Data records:

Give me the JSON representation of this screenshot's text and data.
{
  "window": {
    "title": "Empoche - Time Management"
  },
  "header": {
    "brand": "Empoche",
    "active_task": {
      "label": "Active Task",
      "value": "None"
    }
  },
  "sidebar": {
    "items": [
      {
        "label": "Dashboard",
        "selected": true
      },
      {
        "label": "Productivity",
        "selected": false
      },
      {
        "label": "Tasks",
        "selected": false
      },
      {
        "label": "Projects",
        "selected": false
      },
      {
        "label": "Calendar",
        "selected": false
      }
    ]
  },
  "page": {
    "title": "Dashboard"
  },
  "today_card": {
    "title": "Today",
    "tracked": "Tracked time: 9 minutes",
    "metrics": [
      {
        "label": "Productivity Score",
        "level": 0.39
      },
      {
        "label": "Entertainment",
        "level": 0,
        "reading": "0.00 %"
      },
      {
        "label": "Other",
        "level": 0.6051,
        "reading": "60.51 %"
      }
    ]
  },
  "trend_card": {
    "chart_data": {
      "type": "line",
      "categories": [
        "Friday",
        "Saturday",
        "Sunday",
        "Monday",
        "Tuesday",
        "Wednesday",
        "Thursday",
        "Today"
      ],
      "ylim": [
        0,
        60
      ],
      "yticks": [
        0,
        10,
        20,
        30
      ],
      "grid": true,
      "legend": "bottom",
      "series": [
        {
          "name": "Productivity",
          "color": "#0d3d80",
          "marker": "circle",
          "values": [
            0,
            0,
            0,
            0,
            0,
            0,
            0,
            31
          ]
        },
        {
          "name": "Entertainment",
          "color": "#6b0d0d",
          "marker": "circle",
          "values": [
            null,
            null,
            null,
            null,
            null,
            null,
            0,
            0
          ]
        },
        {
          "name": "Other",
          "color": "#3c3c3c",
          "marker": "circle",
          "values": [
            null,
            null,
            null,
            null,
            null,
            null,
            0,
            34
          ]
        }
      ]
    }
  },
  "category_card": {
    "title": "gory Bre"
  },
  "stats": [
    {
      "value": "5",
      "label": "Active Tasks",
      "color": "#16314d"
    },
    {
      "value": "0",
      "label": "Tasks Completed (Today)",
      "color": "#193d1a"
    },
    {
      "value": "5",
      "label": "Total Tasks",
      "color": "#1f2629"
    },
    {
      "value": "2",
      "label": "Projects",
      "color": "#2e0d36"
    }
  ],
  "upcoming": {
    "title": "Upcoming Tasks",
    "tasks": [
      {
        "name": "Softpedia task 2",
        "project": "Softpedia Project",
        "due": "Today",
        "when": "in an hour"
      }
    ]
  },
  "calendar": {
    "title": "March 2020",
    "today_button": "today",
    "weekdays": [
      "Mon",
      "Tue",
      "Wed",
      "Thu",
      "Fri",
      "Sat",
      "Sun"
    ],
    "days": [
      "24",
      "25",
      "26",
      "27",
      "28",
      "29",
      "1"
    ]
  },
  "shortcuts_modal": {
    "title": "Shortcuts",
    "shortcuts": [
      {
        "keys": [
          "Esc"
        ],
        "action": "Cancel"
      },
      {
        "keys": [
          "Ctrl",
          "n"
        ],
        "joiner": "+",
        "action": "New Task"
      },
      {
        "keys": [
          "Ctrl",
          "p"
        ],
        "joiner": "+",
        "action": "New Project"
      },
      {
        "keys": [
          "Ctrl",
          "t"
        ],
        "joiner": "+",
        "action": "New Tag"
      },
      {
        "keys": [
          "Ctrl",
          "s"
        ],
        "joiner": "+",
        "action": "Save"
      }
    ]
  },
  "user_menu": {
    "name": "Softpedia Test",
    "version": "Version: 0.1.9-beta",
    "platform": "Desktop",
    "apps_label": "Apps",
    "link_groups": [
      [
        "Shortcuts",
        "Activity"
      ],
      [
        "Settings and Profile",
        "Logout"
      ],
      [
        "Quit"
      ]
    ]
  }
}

[AIM] Working from the material above, retype it in its entirety without change.

[SOLUTION TO THIS EXERCISE]
Give me the JSON representation of this screenshot's text and data.
{
  "window": {
    "title": "Empoche - Time Management"
  },
  "header": {
    "brand": "Empoche",
    "active_task": {
      "label": "Active Task",
      "value": "None"
    }
  },
  "sidebar": {
    "items": [
      {
        "label": "Dashboard",
        "selected": true
      },
      {
        "label": "Productivity",
        "selected": false
      },
      {
        "label": "Tasks",
        "selected": false
      },
      {
        "label": "Projects",
        "selected": false
      },
      {
        "label": "Calendar",
        "selected": false
      }
    ]
  },
  "page": {
    "title": "Dashboard"
  },
  "today_card": {
    "title": "Today",
    "tracked": "Tracked time: 9 minutes",
    "metrics": [
      {
        "label": "Productivity Score",
        "level": 0.39
      },
      {
        "label": "Entertainment",
        "level": 0,
        "reading": "0.00 %"
      },
      {
        "label": "Other",
        "level": 0.6051,
        "reading": "60.51 %"
      }
    ]
  },
  "trend_card": {
    "chart_data": {
      "type": "line",
      "categories": [
        "Friday",
        "Saturday",
        "Sunday",
        "Monday",
        "Tuesday",
        "Wednesday",
        "Thursday",
        "Today"
      ],
      "ylim": [
        0,
        60
      ],
      "yticks": [
        0,
        10,
        20,
        30
      ],
      "grid": true,
      "legend": "bottom",
      "series": [
        {
          "name": "Productivity",
          "color": "#0d3d80",
          "marker": "circle",
          "values": [
            0,
            0,
            0,
            0,
            0,
            0,
            0,
            31
          ]
        },
        {
          "name": "Entertainment",
          "color": "#6b0d0d",
          "marker": "circle",
          "values": [
            null,
            null,
            null,
            null,
            null,
            null,
            0,
            0
          ]
        },
        {
          "name": "Other",
          "color": "#3c3c3c",
          "marker": "circle",
          "values": [
            null,
            null,
            null,
            null,
            null,
            null,
            0,
            34
          ]
        }
      ]
    }
  },
  "category_card": {
    "title": "gory Bre"
  },
  "stats": [
    {
      "value": "5",
      "label": "Active Tasks",
      "color": "#16314d"
    },
    {
      "value": "0",
      "label": "Tasks Completed (Today)",
      "color": "#193d1a"
    },
    {
      "value": "5",
      "label": "Total Tasks",
      "color": "#1f2629"
    },
    {
      "value": "2",
      "label": "Projects",
      "color": "#2e0d36"
    }
  ],
  "upcoming": {
    "title": "Upcoming Tasks",
    "tasks": [
      {
        "name": "Softpedia task 2",
        "project": "Softpedia Project",
        "due": "Today",
        "when": "in an hour"
      }
    ]
  },
  "calendar": {
    "title": "March 2020",
    "today_button": "today",
    "weekdays": [
      "Mon",
      "Tue",
      "Wed",
      "Thu",
      "Fri",
      "Sat",
      "Sun"
    ],
    "days": [
      "24",
      "25",
      "26",
      "27",
      "28",
      "29",
      "1"
    ]
  },
  "shortcuts_modal": {
    "title": "Shortcuts",
    "shortcuts": [
      {
        "keys": [
          "Esc"
        ],
        "action": "Cancel"
      },
      {
        "keys": [
          "Ctrl",
          "n"
        ],
        "joiner": "+",
        "action": "New Task"
      },
      {
        "keys": [
          "Ctrl",
          "p"
        ],
        "joiner": "+",
        "action": "New Project"
      },
      {
        "keys": [
          "Ctrl",
          "t"
        ],
        "joiner": "+",
        "action": "New Tag"
      },
      {
        "keys": [
          "Ctrl",
          "s"
        ],
        "joiner": "+",
        "action": "Save"
      }
    ]
  },
  "user_menu": {
    "name": "Softpedia Test",
    "version": "Version: 0.1.9-beta",
    "platform": "Desktop",
    "apps_label": "Apps",
    "link_groups": [
      [
        "Shortcuts",
        "Activity"
      ],
      [
        "Settings and Profile",
        "Logout"
      ],
      [
        "Quit"
      ]
    ]
  }
}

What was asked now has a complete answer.